## begin RECORDS PROVIDED

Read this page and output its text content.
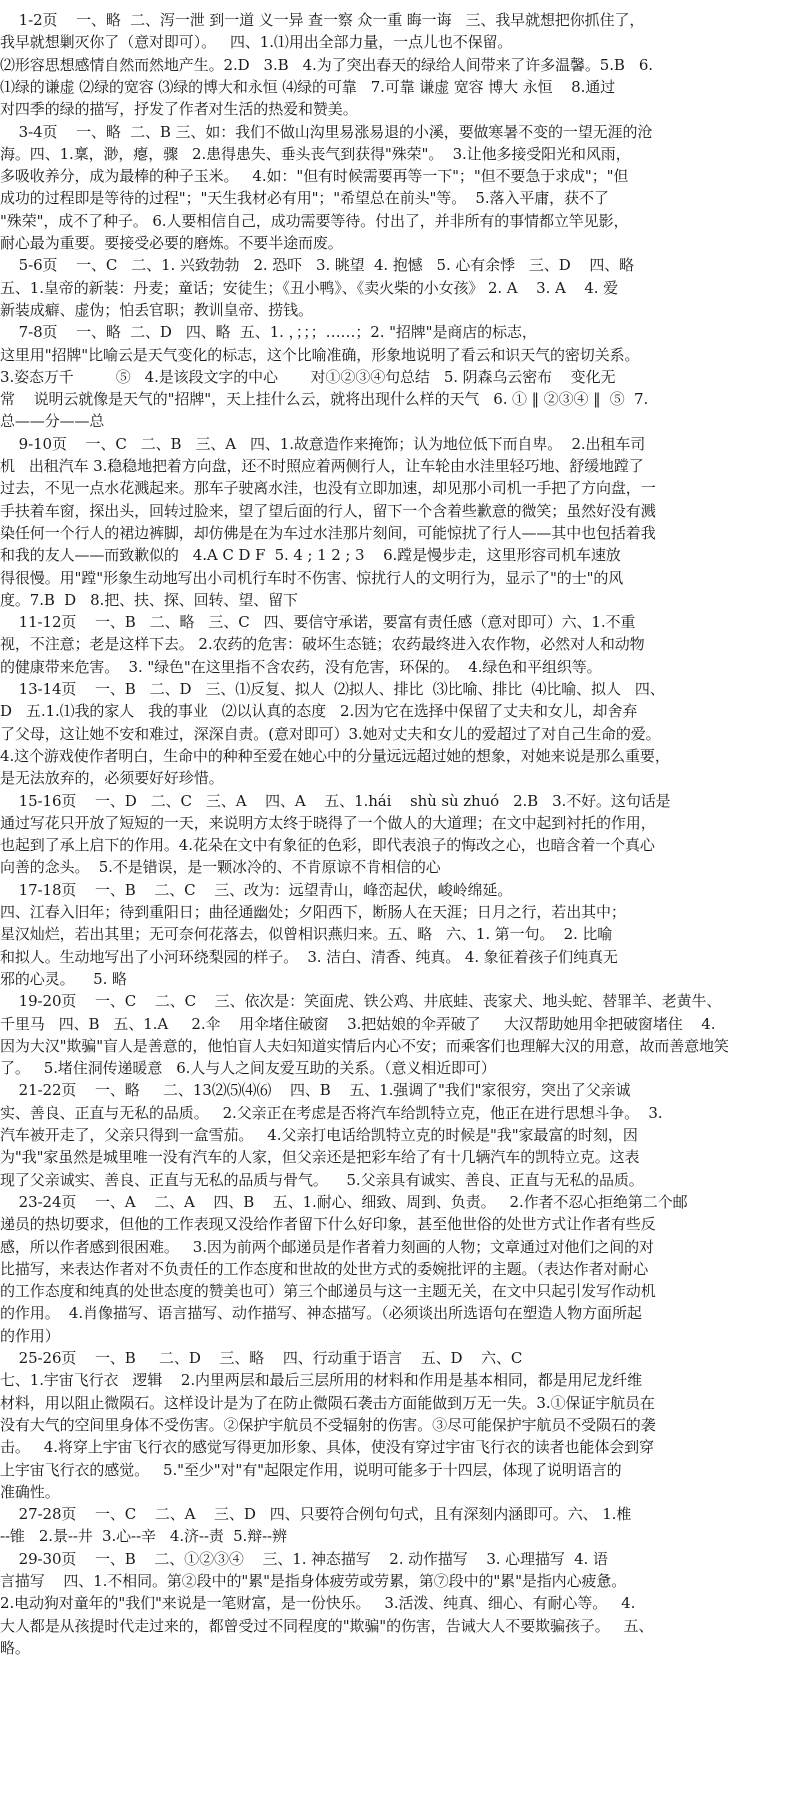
1-2页    一、略  二、泻一泄 到一道 义一异 查一察 众一重 晦一诲   三、我早就想把你抓住了，
我早就想剿灭你了（意对即可）。   四、1.⑴用出全部力量，一点儿也不保留。
⑵形容思想感情自然而然地产生。2.D   3.B   4.为了突出春天的绿给人间带来了许多温馨。5.B   6.
⑴绿的谦虚 ⑵绿的宽容 ⑶绿的博大和永恒 ⑷绿的可靠   7.可靠 谦虚 宽容 博大 永恒    8.通过
对四季的绿的描写，抒发了作者对生活的热爱和赞美。
3-4页    一、略  二、B 三、如：我们不做山沟里易涨易退的小溪，要做寒暑不变的一望无涯的沧
海。四、1.稟，渺，瘪，骤   2.患得患失、垂头丧气到获得"殊荣"。  3.让他多接受阳光和风雨，
多吸收养分，成为最棒的种子玉米。   4.如："但有时候需要再等一下"；"但不要急于求成"；"但
成功的过程即是等待的过程"；"天生我材必有用"；"希望总在前头"等。  5.落入平庸，获不了
"殊荣"，成不了种子。 6.人要相信自己，成功需要等待。付出了，并非所有的事情都立竿见影，
耐心最为重要。要接受必要的磨炼。不要半途而废。
5-6页    一、C   二、1. 兴致勃勃   2. 恐吓   3. 眺望  4. 抱憾   5. 心有余悸   三、D    四、略
五、1.皇帝的新装：丹麦；童话；安徒生；《丑小鸭》、《卖火柴的小女孩》 2. A    3. A    4. 爱
新装成癖、虚伪；怕丢官职；教训皇帝、捞钱。
7-8页    一、略  二、D   四、略  五、1. ，；；；……；2. "招牌"是商店的标志，
这里用"招牌"比喻云是天气变化的标志，这个比喻准确，形象地说明了看云和识天气的密切关系。
3.姿态万千         ⑤   4.是该段文字的中心       对①②③④句总结   5. 阴森乌云密布    变化无
常    说明云就像是天气的"招牌"，天上挂什么云，就将出现什么样的天气   6. ① ‖ ②③④ ‖  ⑤  7.
总——分——总
9-10页    一、C   二、B   三、A   四、1.故意造作来掩饰；认为地位低下而自卑。  2.出租车司
机   出租汽车 3.稳稳地把着方向盘，还不时照应着两侧行人，让车轮由水洼里轻巧地、舒缓地蹚了
过去，不见一点水花溅起来。那车子驶离水洼，也没有立即加速，却见那小司机一手把了方向盘，一
手扶着车窗，探出头，回转过脸来，望了望后面的行人，留下一个含着些歉意的微笑；虽然好没有溅
染任何一个行人的裙边裤脚，却仿佛是在为车过水洼那片刻间，可能惊扰了行人——其中也包括着我
和我的友人——而致歉似的   4.A C D F  5. 4 ; 1 2 ; 3    6.蹚是慢步走，这里形容司机车速放
得很慢。用"蹚"形象生动地写出小司机行车时不伤害、惊扰行人的文明行为，显示了"的士"的风
度。7.B  D   8.把、扶、探、回转、望、留下
11-12页    一、B   二、略   三、C   四、要信守承诺，要富有责任感（意对即可）六、1.不重
视，不注意；老是这样下去。 2.农药的危害：破坏生态链；农药最终进入农作物，必然对人和动物
的健康带来危害。  3. "绿色"在这里指不含农药，没有危害，环保的。  4.绿色和平组织等。
13-14页    一、B   二、D   三、⑴反复、拟人  ⑵拟人、排比  ⑶比喻、排比  ⑷比喻、拟人   四、
D   五.1.⑴我的家人   我的事业   ⑵以认真的态度   2.因为它在选择中保留了丈夫和女儿，却舍弃
了父母，这让她不安和难过，深深自责。(意对即可）3.她对丈夫和女儿的爱超过了对自己生命的爱。
4.这个游戏使作者明白，生命中的种种至爱在她心中的分量远远超过她的想象，对她来说是那么重要，
是无法放弃的，必须要好好珍惜。
15-16页    一、D   二、C   三、A    四、A    五、1.hái    shù sù zhuó   2.B   3.不好。这句话是
通过写花只开放了短短的一天，来说明方太终于晓得了一个做人的大道理；在文中起到衬托的作用，
也起到了承上启下的作用。4.花朵在文中有象征的色彩，即代表浪子的悔改之心，也暗含着一个真心
向善的念头。  5.不是错误，是一颗冰冷的、不肯原谅不肯相信的心
17-18页    一、B    二、C    三、改为：远望青山，峰峦起伏，峻岭绵延。
四、江春入旧年；待到重阳日；曲径通幽处；夕阳西下，断肠人在天涯；日月之行，若出其中；
星汉灿烂，若出其里；无可奈何花落去，似曾相识燕归来。五、略   六、1. 第一句。  2. 比喻
和拟人。生动地写出了小河环绕梨园的样子。  3. 洁白、清香、纯真。 4. 象征着孩子们纯真无
邪的心灵。    5. 略
19-20页    一、C    二、C    三、依次是：笑面虎、铁公鸡、井底蛙、丧家犬、地头蛇、替罪羊、老黄牛、
千里马   四、B   五、1.A     2.伞    用伞堵住破窗    3.把姑娘的伞弄破了     大汉帮助她用伞把破窗堵住    4.
因为大汉"欺骗"盲人是善意的，他怕盲人夫妇知道实情后内心不安；而乘客们也理解大汉的用意，故而善意地笑
了。   5.堵住洞传递暖意   6.人与人之间友爱互助的关系。（意义相近即可）
21-22页    一、略     二、13⑵⑸⑷⑹    四、B    五、1.强调了"我们"家很穷，突出了父亲诚
实、善良、正直与无私的品质。   2.父亲正在考虑是否将汽车给凯特立克，他正在进行思想斗争。  3.
汽车被开走了，父亲只得到一盒雪茄。   4.父亲打电话给凯特立克的时候是"我"家最富的时刻，因
为"我"家虽然是城里唯一没有汽车的人家，但父亲还是把彩车给了有十几辆汽车的凯特立克。这表
现了父亲诚实、善良、正直与无私的品质与骨气。    5.父亲具有诚实、善良、正直与无私的品质。
23-24页    一、A    二、A    四、B    五、1.耐心、细致、周到、负责。   2.作者不忍心拒绝第二个邮
递员的热切要求，但他的工作表现又没给作者留下什么好印象，甚至他世俗的处世方式让作者有些反
感，所以作者感到很困难。   3.因为前两个邮递员是作者着力刻画的人物；文章通过对他们之间的对
比描写，来表达作者对不负责任的工作态度和世故的处世方式的委婉批评的主题。（表达作者对耐心
的工作态度和纯真的处世态度的赞美也可）第三个邮递员与这一主题无关，在文中只起引发写作动机
的作用。  4.肖像描写、语言描写、动作描写、神态描写。（必须谈出所选语句在塑造人物方面所起
的作用）
25-26页    一、B     二、D    三、略    四、行动重于语言    五、D    六、C
七、1.宇宙飞行衣   逻辑    2.内里两层和最后三层所用的材料和作用是基本相同，都是用尼龙纤维
材料，用以阻止微陨石。这样设计是为了在防止微陨石袭击方面能做到万无一失。3.①保证宇航员在
没有大气的空间里身体不受伤害。②保护宇航员不受辐射的伤害。③尽可能保护宇航员不受陨石的袭
击。   4.将穿上宇宙飞行衣的感觉写得更加形象、具体，使没有穿过宇宙飞行衣的读者也能体会到穿
上宇宙飞行衣的感觉。   5."至少"对"有"起限定作用，说明可能多于十四层，体现了说明语言的
准确性。
27-28页    一、C    二、A    三、D   四、只要符合例句句式，且有深刻内涵即可。六、 1.椎
--锥   2.景--井  3.心--辛   4.济--责  5.辩--辨
29-30页    一、B    二、①②③④    三、1. 神态描写    2. 动作描写    3. 心理描写  4. 语
言描写    四、1.不相同。第②段中的"累"是指身体疲劳或劳累，第⑦段中的"累"是指内心疲惫。
2.电动狗对童年的"我们"来说是一笔财富，是一份快乐。   3.活泼、纯真、细心、有耐心等。   4.
大人都是从孩提时代走过来的，都曾受过不同程度的"欺骗"的伤害，告诫大人不要欺骗孩子。   五、
略。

## end RECORDS PROVIDED

OBJECTIVE :: Repeat the records word for word. Any picture in them should be left out.

CORRECT RESPONSE ::
Read this page and output its text content.
1-2页    一、略  二、泻一泄 到一道 义一异 查一察 众一重 晦一诲   三、我早就想把你抓住了，
我早就想剿灭你了（意对即可）。   四、1.⑴用出全部力量，一点儿也不保留。
⑵形容思想感情自然而然地产生。2.D   3.B   4.为了突出春天的绿给人间带来了许多温馨。5.B   6.
⑴绿的谦虚 ⑵绿的宽容 ⑶绿的博大和永恒 ⑷绿的可靠   7.可靠 谦虚 宽容 博大 永恒    8.通过
对四季的绿的描写，抒发了作者对生活的热爱和赞美。
3-4页    一、略  二、B 三、如：我们不做山沟里易涨易退的小溪，要做寒暑不变的一望无涯的沧
海。四、1.稟，渺，瘪，骤   2.患得患失、垂头丧气到获得"殊荣"。  3.让他多接受阳光和风雨，
多吸收养分，成为最棒的种子玉米。   4.如："但有时候需要再等一下"；"但不要急于求成"；"但
成功的过程即是等待的过程"；"天生我材必有用"；"希望总在前头"等。  5.落入平庸，获不了
"殊荣"，成不了种子。 6.人要相信自己，成功需要等待。付出了，并非所有的事情都立竿见影，
耐心最为重要。要接受必要的磨炼。不要半途而废。
5-6页    一、C   二、1. 兴致勃勃   2. 恐吓   3. 眺望  4. 抱憾   5. 心有余悸   三、D    四、略
五、1.皇帝的新装：丹麦；童话；安徒生；《丑小鸭》、《卖火柴的小女孩》 2. A    3. A    4. 爱
新装成癖、虚伪；怕丢官职；教训皇帝、捞钱。
7-8页    一、略  二、D   四、略  五、1. ，；；；……；2. "招牌"是商店的标志，
这里用"招牌"比喻云是天气变化的标志，这个比喻准确，形象地说明了看云和识天气的密切关系。
3.姿态万千         ⑤   4.是该段文字的中心       对①②③④句总结   5. 阴森乌云密布    变化无
常    说明云就像是天气的"招牌"，天上挂什么云，就将出现什么样的天气   6. ① ‖ ②③④ ‖  ⑤  7.
总——分——总
9-10页    一、C   二、B   三、A   四、1.故意造作来掩饰；认为地位低下而自卑。  2.出租车司
机   出租汽车 3.稳稳地把着方向盘，还不时照应着两侧行人，让车轮由水洼里轻巧地、舒缓地蹚了
过去，不见一点水花溅起来。那车子驶离水洼，也没有立即加速，却见那小司机一手把了方向盘，一
手扶着车窗，探出头，回转过脸来，望了望后面的行人，留下一个含着些歉意的微笑；虽然好没有溅
染任何一个行人的裙边裤脚，却仿佛是在为车过水洼那片刻间，可能惊扰了行人——其中也包括着我
和我的友人——而致歉似的   4.A C D F  5. 4 ; 1 2 ; 3    6.蹚是慢步走，这里形容司机车速放
得很慢。用"蹚"形象生动地写出小司机行车时不伤害、惊扰行人的文明行为，显示了"的士"的风
度。7.B  D   8.把、扶、探、回转、望、留下
11-12页    一、B   二、略   三、C   四、要信守承诺，要富有责任感（意对即可）六、1.不重
视，不注意；老是这样下去。 2.农药的危害：破坏生态链；农药最终进入农作物，必然对人和动物
的健康带来危害。  3. "绿色"在这里指不含农药，没有危害，环保的。  4.绿色和平组织等。
13-14页    一、B   二、D   三、⑴反复、拟人  ⑵拟人、排比  ⑶比喻、排比  ⑷比喻、拟人   四、
D   五.1.⑴我的家人   我的事业   ⑵以认真的态度   2.因为它在选择中保留了丈夫和女儿，却舍弃
了父母，这让她不安和难过，深深自责。(意对即可）3.她对丈夫和女儿的爱超过了对自己生命的爱。
4.这个游戏使作者明白，生命中的种种至爱在她心中的分量远远超过她的想象，对她来说是那么重要，
是无法放弃的，必须要好好珍惜。
15-16页    一、D   二、C   三、A    四、A    五、1.hái    shù sù zhuó   2.B   3.不好。这句话是
通过写花只开放了短短的一天，来说明方太终于晓得了一个做人的大道理；在文中起到衬托的作用，
也起到了承上启下的作用。4.花朵在文中有象征的色彩，即代表浪子的悔改之心，也暗含着一个真心
向善的念头。  5.不是错误，是一颗冰冷的、不肯原谅不肯相信的心
17-18页    一、B    二、C    三、改为：远望青山，峰峦起伏，峻岭绵延。
四、江春入旧年；待到重阳日；曲径通幽处；夕阳西下，断肠人在天涯；日月之行，若出其中；
星汉灿烂，若出其里；无可奈何花落去，似曾相识燕归来。五、略   六、1. 第一句。  2. 比喻
和拟人。生动地写出了小河环绕梨园的样子。  3. 洁白、清香、纯真。 4. 象征着孩子们纯真无
邪的心灵。    5. 略
19-20页    一、C    二、C    三、依次是：笑面虎、铁公鸡、井底蛙、丧家犬、地头蛇、替罪羊、老黄牛、
千里马   四、B   五、1.A     2.伞    用伞堵住破窗    3.把姑娘的伞弄破了     大汉帮助她用伞把破窗堵住    4.
因为大汉"欺骗"盲人是善意的，他怕盲人夫妇知道实情后内心不安；而乘客们也理解大汉的用意，故而善意地笑
了。   5.堵住洞传递暖意   6.人与人之间友爱互助的关系。（意义相近即可）
21-22页    一、略     二、13⑵⑸⑷⑹    四、B    五、1.强调了"我们"家很穷，突出了父亲诚
实、善良、正直与无私的品质。   2.父亲正在考虑是否将汽车给凯特立克，他正在进行思想斗争。  3.
汽车被开走了，父亲只得到一盒雪茄。   4.父亲打电话给凯特立克的时候是"我"家最富的时刻，因
为"我"家虽然是城里唯一没有汽车的人家，但父亲还是把彩车给了有十几辆汽车的凯特立克。这表
现了父亲诚实、善良、正直与无私的品质与骨气。    5.父亲具有诚实、善良、正直与无私的品质。
23-24页    一、A    二、A    四、B    五、1.耐心、细致、周到、负责。   2.作者不忍心拒绝第二个邮
递员的热切要求，但他的工作表现又没给作者留下什么好印象，甚至他世俗的处世方式让作者有些反
感，所以作者感到很困难。   3.因为前两个邮递员是作者着力刻画的人物；文章通过对他们之间的对
比描写，来表达作者对不负责任的工作态度和世故的处世方式的委婉批评的主题。（表达作者对耐心
的工作态度和纯真的处世态度的赞美也可）第三个邮递员与这一主题无关，在文中只起引发写作动机
的作用。  4.肖像描写、语言描写、动作描写、神态描写。（必须谈出所选语句在塑造人物方面所起
的作用）
25-26页    一、B     二、D    三、略    四、行动重于语言    五、D    六、C
七、1.宇宙飞行衣   逻辑    2.内里两层和最后三层所用的材料和作用是基本相同，都是用尼龙纤维
材料，用以阻止微陨石。这样设计是为了在防止微陨石袭击方面能做到万无一失。3.①保证宇航员在
没有大气的空间里身体不受伤害。②保护宇航员不受辐射的伤害。③尽可能保护宇航员不受陨石的袭
击。   4.将穿上宇宙飞行衣的感觉写得更加形象、具体，使没有穿过宇宙飞行衣的读者也能体会到穿
上宇宙飞行衣的感觉。   5."至少"对"有"起限定作用，说明可能多于十四层，体现了说明语言的
准确性。
27-28页    一、C    二、A    三、D   四、只要符合例句句式，且有深刻内涵即可。六、 1.椎
--锥   2.景--井  3.心--辛   4.济--责  5.辩--辨
29-30页    一、B    二、①②③④    三、1. 神态描写    2. 动作描写    3. 心理描写  4. 语
言描写    四、1.不相同。第②段中的"累"是指身体疲劳或劳累，第⑦段中的"累"是指内心疲惫。
2.电动狗对童年的"我们"来说是一笔财富，是一份快乐。   3.活泼、纯真、细心、有耐心等。   4.
大人都是从孩提时代走过来的，都曾受过不同程度的"欺骗"的伤害，告诫大人不要欺骗孩子。   五、
略。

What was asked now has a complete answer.